Using the material that follows, identify and copy each line with the string "text".

### Records contained in a dataset:
= = = = = = =

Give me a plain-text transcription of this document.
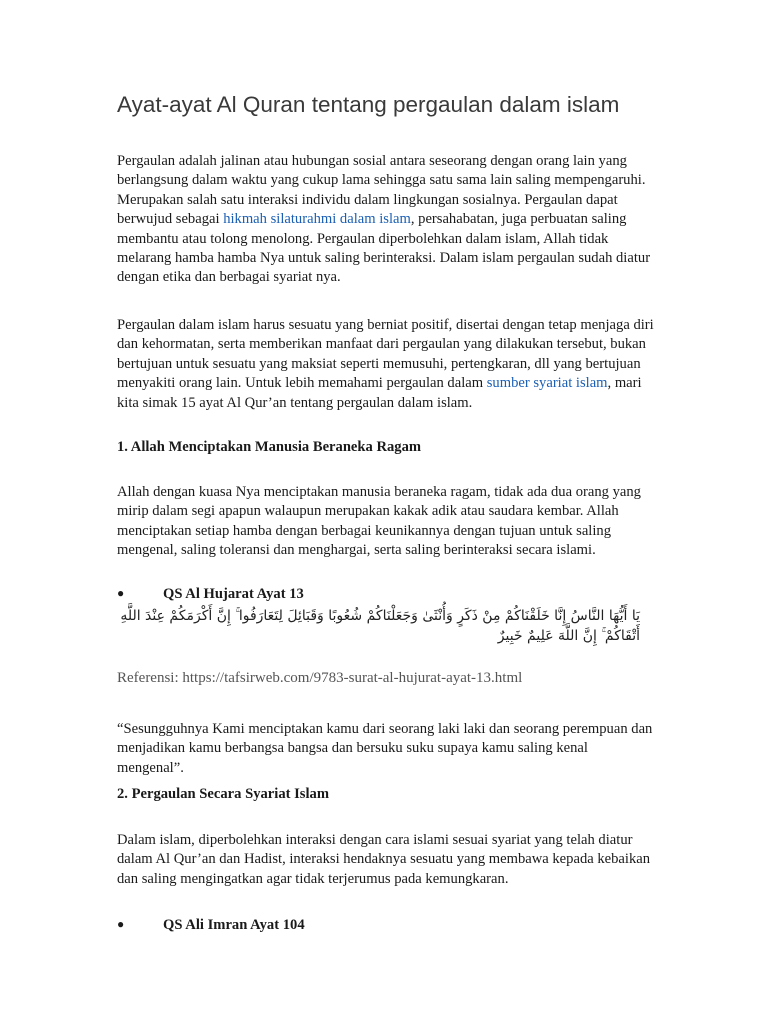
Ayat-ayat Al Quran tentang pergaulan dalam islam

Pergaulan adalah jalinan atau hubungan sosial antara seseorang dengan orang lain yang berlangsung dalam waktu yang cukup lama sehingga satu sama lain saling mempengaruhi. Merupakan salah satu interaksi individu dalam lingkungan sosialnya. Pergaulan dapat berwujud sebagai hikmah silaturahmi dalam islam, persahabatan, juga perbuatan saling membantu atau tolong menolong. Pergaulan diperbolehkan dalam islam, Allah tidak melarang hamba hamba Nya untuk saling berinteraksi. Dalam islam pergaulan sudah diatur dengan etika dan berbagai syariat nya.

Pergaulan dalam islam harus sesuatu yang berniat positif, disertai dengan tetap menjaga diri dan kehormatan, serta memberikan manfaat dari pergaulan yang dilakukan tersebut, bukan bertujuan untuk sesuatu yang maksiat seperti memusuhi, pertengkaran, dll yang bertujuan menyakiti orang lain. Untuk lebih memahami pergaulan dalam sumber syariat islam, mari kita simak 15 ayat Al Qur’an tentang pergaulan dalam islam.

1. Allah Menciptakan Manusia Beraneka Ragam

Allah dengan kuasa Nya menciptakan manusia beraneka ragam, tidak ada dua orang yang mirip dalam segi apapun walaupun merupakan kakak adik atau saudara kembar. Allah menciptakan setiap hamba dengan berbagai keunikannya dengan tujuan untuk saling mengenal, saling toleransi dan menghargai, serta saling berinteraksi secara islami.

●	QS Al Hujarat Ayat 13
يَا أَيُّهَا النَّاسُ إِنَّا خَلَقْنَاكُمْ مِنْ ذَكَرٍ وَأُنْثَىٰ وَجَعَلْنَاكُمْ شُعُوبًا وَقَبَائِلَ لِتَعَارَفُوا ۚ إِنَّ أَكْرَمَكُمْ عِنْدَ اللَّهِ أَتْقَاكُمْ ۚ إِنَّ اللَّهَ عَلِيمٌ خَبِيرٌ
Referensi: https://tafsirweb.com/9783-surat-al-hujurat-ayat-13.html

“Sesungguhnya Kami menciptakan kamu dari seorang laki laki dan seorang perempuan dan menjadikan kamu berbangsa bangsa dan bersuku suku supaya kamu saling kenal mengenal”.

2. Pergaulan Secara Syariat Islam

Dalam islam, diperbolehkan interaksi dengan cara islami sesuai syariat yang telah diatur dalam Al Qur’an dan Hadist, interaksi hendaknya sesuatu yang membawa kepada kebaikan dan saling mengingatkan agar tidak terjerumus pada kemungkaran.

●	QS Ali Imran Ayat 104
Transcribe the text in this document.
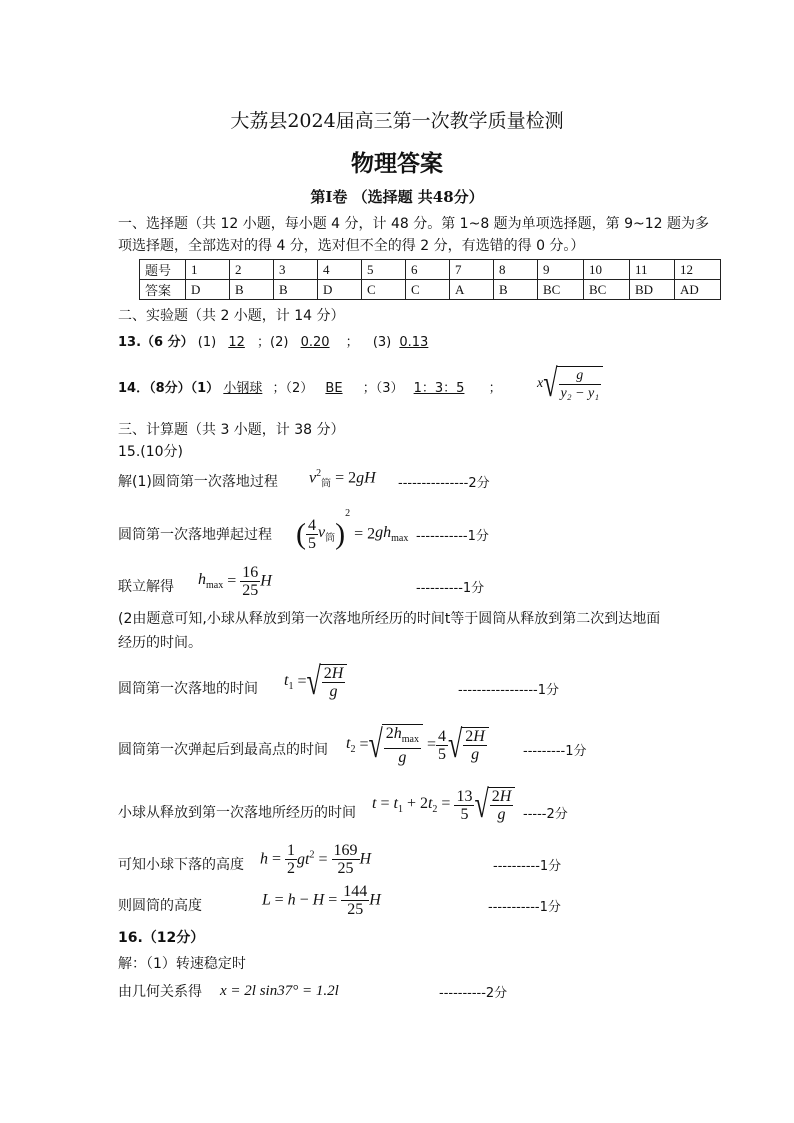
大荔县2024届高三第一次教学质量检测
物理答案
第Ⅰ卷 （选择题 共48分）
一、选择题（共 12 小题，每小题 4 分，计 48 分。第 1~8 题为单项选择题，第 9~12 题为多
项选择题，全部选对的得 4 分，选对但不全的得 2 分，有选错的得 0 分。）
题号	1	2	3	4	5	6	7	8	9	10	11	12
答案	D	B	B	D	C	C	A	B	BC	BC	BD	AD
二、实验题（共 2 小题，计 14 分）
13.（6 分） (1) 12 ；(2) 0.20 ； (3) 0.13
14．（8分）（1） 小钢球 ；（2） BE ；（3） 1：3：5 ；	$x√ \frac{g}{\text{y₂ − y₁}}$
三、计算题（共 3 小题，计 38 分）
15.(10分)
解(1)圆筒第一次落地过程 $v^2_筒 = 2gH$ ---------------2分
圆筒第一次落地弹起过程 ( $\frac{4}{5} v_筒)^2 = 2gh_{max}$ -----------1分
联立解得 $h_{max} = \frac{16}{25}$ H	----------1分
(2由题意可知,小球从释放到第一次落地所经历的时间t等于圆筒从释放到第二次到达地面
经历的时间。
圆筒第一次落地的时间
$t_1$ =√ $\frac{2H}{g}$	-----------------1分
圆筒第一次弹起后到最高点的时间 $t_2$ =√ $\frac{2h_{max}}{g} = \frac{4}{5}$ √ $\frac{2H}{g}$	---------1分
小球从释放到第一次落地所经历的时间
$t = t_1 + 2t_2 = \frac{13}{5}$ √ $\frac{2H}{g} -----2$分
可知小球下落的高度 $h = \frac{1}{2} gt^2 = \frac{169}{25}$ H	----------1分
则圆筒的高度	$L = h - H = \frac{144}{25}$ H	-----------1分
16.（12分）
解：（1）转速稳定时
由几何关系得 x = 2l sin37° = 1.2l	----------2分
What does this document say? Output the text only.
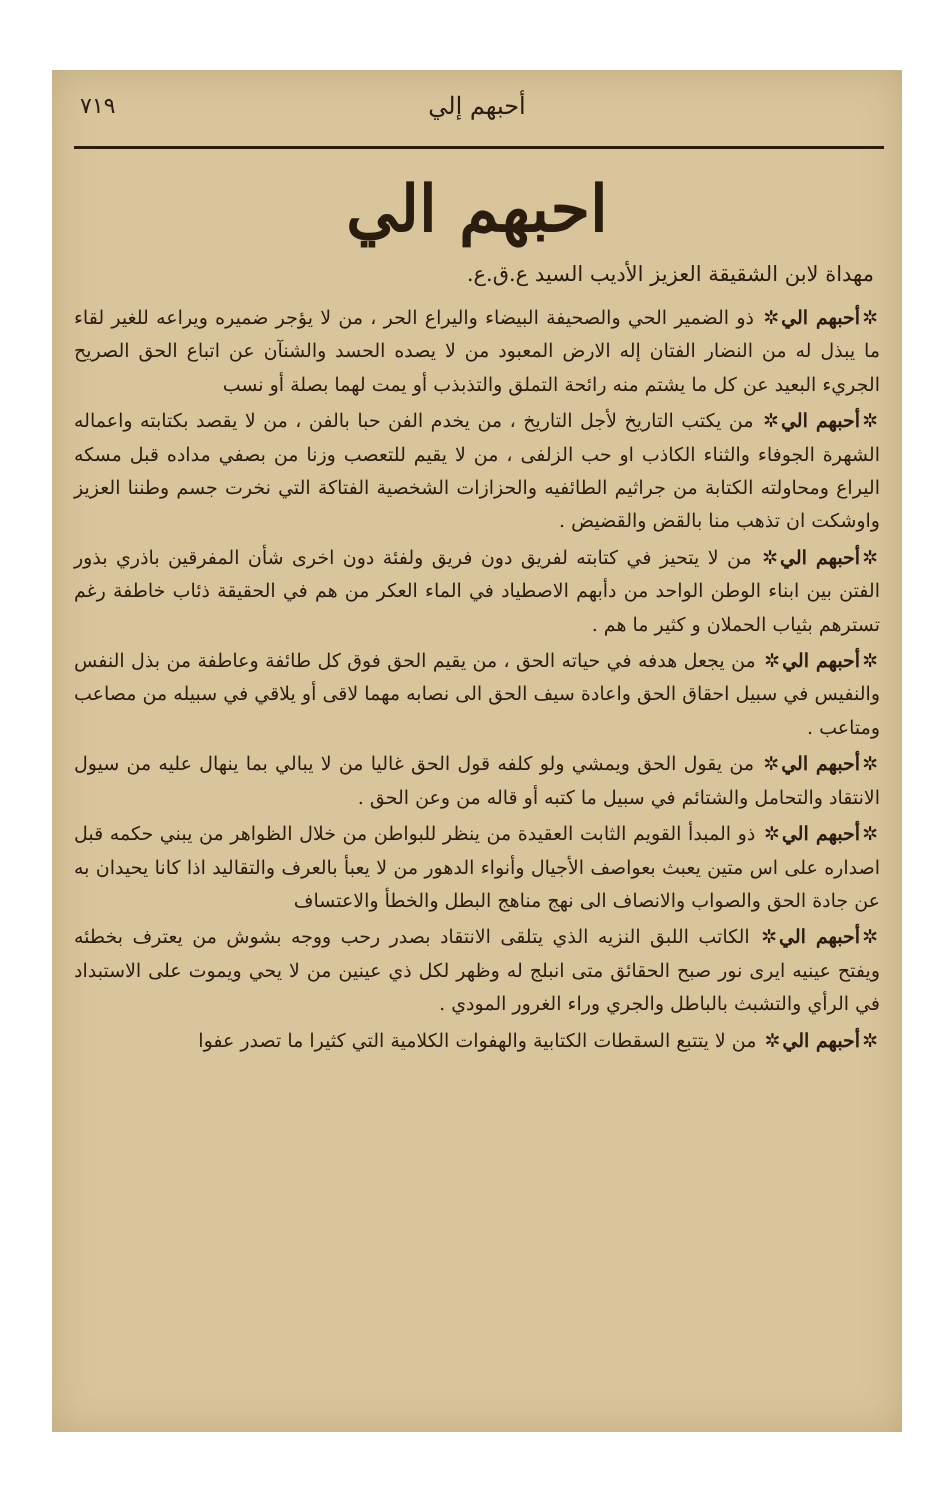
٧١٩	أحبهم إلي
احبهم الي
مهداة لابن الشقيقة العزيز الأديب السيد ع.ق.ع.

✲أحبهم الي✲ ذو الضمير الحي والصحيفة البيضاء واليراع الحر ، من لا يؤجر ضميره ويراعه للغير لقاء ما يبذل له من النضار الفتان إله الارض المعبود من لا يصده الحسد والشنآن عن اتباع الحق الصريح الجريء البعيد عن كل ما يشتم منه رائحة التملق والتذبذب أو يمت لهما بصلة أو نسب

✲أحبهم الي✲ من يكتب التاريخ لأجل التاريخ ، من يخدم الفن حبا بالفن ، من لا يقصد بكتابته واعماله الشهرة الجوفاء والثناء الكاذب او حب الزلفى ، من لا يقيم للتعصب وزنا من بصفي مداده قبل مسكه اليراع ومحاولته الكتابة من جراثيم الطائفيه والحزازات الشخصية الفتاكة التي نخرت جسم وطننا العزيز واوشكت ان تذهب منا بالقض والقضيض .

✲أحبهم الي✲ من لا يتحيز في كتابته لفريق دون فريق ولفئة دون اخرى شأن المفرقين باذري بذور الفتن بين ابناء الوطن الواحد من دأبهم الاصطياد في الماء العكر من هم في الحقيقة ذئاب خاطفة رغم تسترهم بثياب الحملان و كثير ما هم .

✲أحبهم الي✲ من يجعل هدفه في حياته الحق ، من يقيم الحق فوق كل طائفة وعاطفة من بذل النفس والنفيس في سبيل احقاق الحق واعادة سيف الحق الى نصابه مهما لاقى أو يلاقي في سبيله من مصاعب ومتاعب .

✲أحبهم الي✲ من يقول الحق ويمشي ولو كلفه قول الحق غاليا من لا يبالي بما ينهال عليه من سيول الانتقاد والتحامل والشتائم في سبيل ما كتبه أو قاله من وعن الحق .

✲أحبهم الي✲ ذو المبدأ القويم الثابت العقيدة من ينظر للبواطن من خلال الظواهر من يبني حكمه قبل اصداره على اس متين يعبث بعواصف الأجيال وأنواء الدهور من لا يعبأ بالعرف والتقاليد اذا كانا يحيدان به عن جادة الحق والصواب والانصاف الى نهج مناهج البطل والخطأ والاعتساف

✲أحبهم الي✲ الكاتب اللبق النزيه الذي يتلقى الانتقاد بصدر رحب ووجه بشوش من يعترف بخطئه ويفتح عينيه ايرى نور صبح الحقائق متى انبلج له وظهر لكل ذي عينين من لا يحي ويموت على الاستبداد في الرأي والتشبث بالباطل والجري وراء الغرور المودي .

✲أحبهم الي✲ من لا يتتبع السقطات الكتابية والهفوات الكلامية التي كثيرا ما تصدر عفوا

= = = = = = =

### TASK SOLUTION:
Give me a plain-text transcription of this document.
Transcribe the text in this document.
14．（8分）（1） 小钢球 ；（2） BE ；（3） 1：3：5 ；	$x√ \frac{g}{\text{y₂ − y₁}}$
What does this document say? Output the text only.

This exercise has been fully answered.